"""

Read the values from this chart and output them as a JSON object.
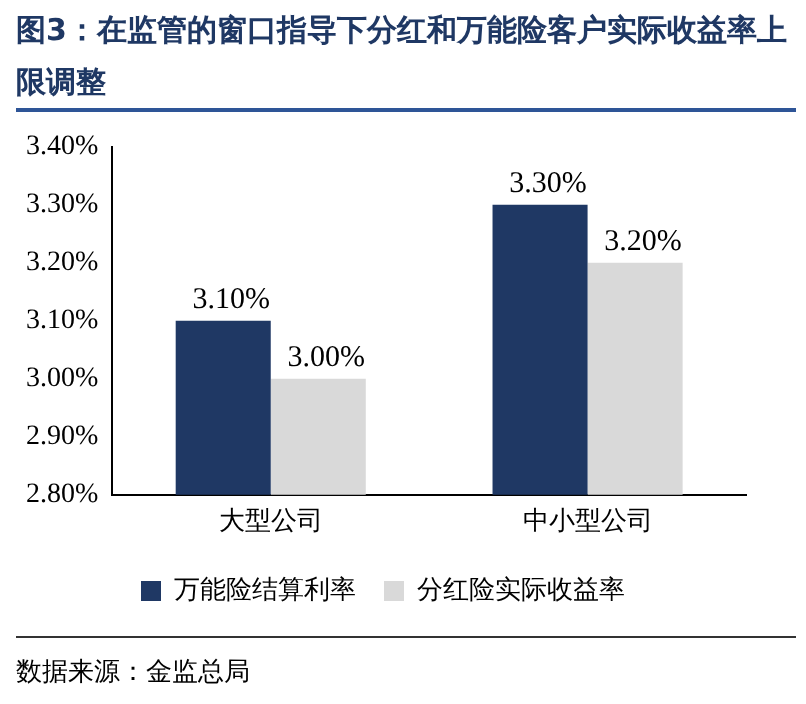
{
  "chart_data": {
    "type": "bar",
    "title": "图3：在监管的窗口指导下分红和万能险客户实际收益率上限调整",
    "categories": [
      "大型公司",
      "中小型公司"
    ],
    "series": [
      {
        "name": "万能险结算利率",
        "color": "#1f3864",
        "values": [
          3.1,
          3.3
        ],
        "value_labels": [
          "3.10%",
          "3.30%"
        ]
      },
      {
        "name": "分红险实际收益率",
        "color": "#d9d9d9",
        "values": [
          3.0,
          3.2
        ],
        "value_labels": [
          "3.00%",
          "3.20%"
        ]
      }
    ],
    "ylim": [
      2.8,
      3.4
    ],
    "yticks": [
      {
        "value": 2.8,
        "label": "2.80%"
      },
      {
        "value": 2.9,
        "label": "2.90%"
      },
      {
        "value": 3.0,
        "label": "3.00%"
      },
      {
        "value": 3.1,
        "label": "3.10%"
      },
      {
        "value": 3.2,
        "label": "3.20%"
      },
      {
        "value": 3.3,
        "label": "3.30%"
      },
      {
        "value": 3.4,
        "label": "3.40%"
      }
    ],
    "grid": false,
    "legend": "bottom",
    "annotations": [
      "数据来源：金监总局"
    ]
  }
}
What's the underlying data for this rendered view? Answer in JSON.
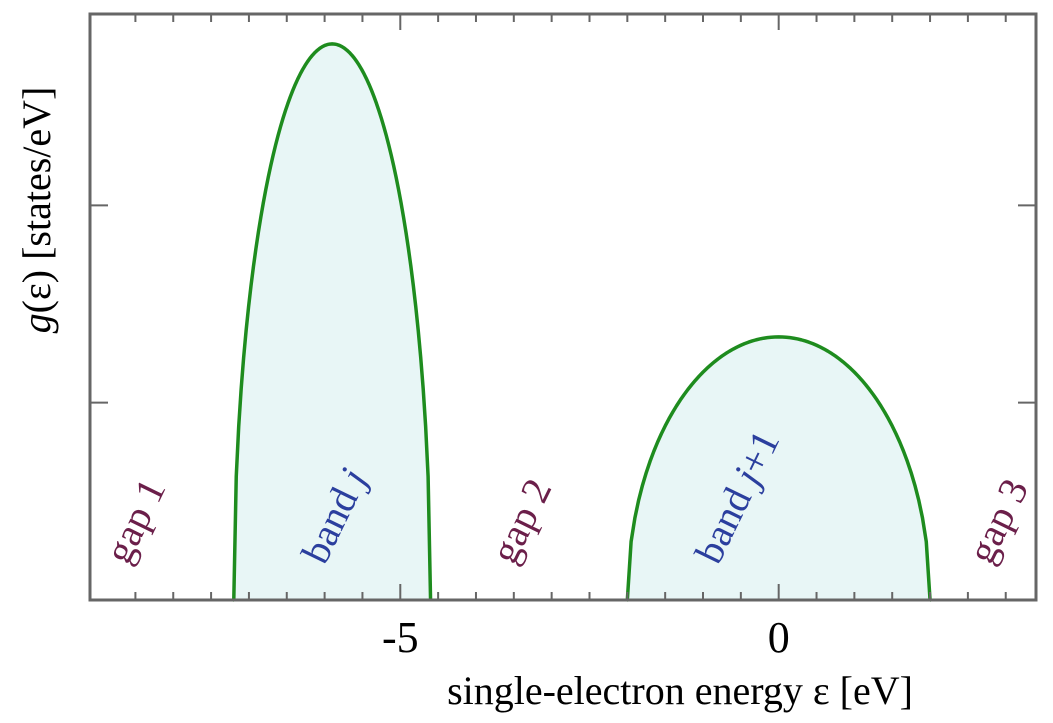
{
  "chart_data": {
    "type": "area",
    "title": "",
    "xlabel": "single-electron energy  ε   [eV]",
    "ylabel_italic": "g",
    "ylabel": "(ε)    [states/eV]",
    "xlim": [
      -9.1,
      3.4
    ],
    "ylim": [
      0,
      1.0
    ],
    "grid": false,
    "x_ticks": [
      {
        "value": -5,
        "label": "-5"
      },
      {
        "value": 0,
        "label": "0"
      }
    ],
    "x_minor_ticks": [
      -8.5,
      -8,
      -7.5,
      -7,
      -6.5,
      -6,
      -5.5,
      -4.5,
      -4,
      -3.5,
      -3,
      -2.5,
      -2,
      -1.5,
      -1,
      -0.5,
      0.5,
      1,
      1.5,
      2,
      2.5,
      3
    ],
    "y_ticks": [
      0.33,
      0.66
    ],
    "series": [
      {
        "band_center": -5.9,
        "band_half_width": 1.3,
        "peak": 0.93,
        "x_start": -7.2,
        "x_end": -4.6
      },
      {
        "band_center": 0.0,
        "band_half_width": 2.0,
        "peak": 0.44,
        "x_start": -2.0,
        "x_end": 2.0
      }
    ],
    "annotations": [
      {
        "text": "gap 1",
        "x": -8.6,
        "y": 0.04,
        "color": "#6b1f4a"
      },
      {
        "text": "band ",
        "italic": "j",
        "x": -6.0,
        "y": 0.04,
        "color": "#2b3f9e"
      },
      {
        "text": "gap 2",
        "x": -3.5,
        "y": 0.04,
        "color": "#6b1f4a"
      },
      {
        "text": "band ",
        "italic": "j",
        "suffix": "+1",
        "x": -0.8,
        "y": 0.04,
        "color": "#2b3f9e"
      },
      {
        "text": "gap 3",
        "x": 2.8,
        "y": 0.04,
        "color": "#6b1f4a"
      }
    ],
    "colors": {
      "curve": "#1e8c1e",
      "fill": "#e8f6f6",
      "frame": "#666666"
    }
  }
}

"""

▶ [Given task] Pictures are not part of the copy; output everything else in the records exactly.

▶ [Final result]
Read the values from this chart and output them as a JSON object.
{
  "chart_data": {
    "type": "bar",
    "title": "图3：在监管的窗口指导下分红和万能险客户实际收益率上限调整",
    "categories": [
      "大型公司",
      "中小型公司"
    ],
    "series": [
      {
        "name": "万能险结算利率",
        "color": "#1f3864",
        "values": [
          3.1,
          3.3
        ],
        "value_labels": [
          "3.10%",
          "3.30%"
        ]
      },
      {
        "name": "分红险实际收益率",
        "color": "#d9d9d9",
        "values": [
          3.0,
          3.2
        ],
        "value_labels": [
          "3.00%",
          "3.20%"
        ]
      }
    ],
    "ylim": [
      2.8,
      3.4
    ],
    "yticks": [
      {
        "value": 2.8,
        "label": "2.80%"
      },
      {
        "value": 2.9,
        "label": "2.90%"
      },
      {
        "value": 3.0,
        "label": "3.00%"
      },
      {
        "value": 3.1,
        "label": "3.10%"
      },
      {
        "value": 3.2,
        "label": "3.20%"
      },
      {
        "value": 3.3,
        "label": "3.30%"
      },
      {
        "value": 3.4,
        "label": "3.40%"
      }
    ],
    "grid": false,
    "legend": "bottom",
    "annotations": [
      "数据来源：金监总局"
    ]
  }
}
What's the underlying data for this rendered view? Answer in JSON.
{
  "chart_data": {
    "type": "area",
    "title": "",
    "xlabel": "single-electron energy  ε   [eV]",
    "ylabel_italic": "g",
    "ylabel": "(ε)    [states/eV]",
    "xlim": [
      -9.1,
      3.4
    ],
    "ylim": [
      0,
      1.0
    ],
    "grid": false,
    "x_ticks": [
      {
        "value": -5,
        "label": "-5"
      },
      {
        "value": 0,
        "label": "0"
      }
    ],
    "x_minor_ticks": [
      -8.5,
      -8,
      -7.5,
      -7,
      -6.5,
      -6,
      -5.5,
      -4.5,
      -4,
      -3.5,
      -3,
      -2.5,
      -2,
      -1.5,
      -1,
      -0.5,
      0.5,
      1,
      1.5,
      2,
      2.5,
      3
    ],
    "y_ticks": [
      0.33,
      0.66
    ],
    "series": [
      {
        "band_center": -5.9,
        "band_half_width": 1.3,
        "peak": 0.93,
        "x_start": -7.2,
        "x_end": -4.6
      },
      {
        "band_center": 0.0,
        "band_half_width": 2.0,
        "peak": 0.44,
        "x_start": -2.0,
        "x_end": 2.0
      }
    ],
    "annotations": [
      {
        "text": "gap 1",
        "x": -8.6,
        "y": 0.04,
        "color": "#6b1f4a"
      },
      {
        "text": "band ",
        "italic": "j",
        "x": -6.0,
        "y": 0.04,
        "color": "#2b3f9e"
      },
      {
        "text": "gap 2",
        "x": -3.5,
        "y": 0.04,
        "color": "#6b1f4a"
      },
      {
        "text": "band ",
        "italic": "j",
        "suffix": "+1",
        "x": -0.8,
        "y": 0.04,
        "color": "#2b3f9e"
      },
      {
        "text": "gap 3",
        "x": 2.8,
        "y": 0.04,
        "color": "#6b1f4a"
      }
    ],
    "colors": {
      "curve": "#1e8c1e",
      "fill": "#e8f6f6",
      "frame": "#666666"
    }
  }
}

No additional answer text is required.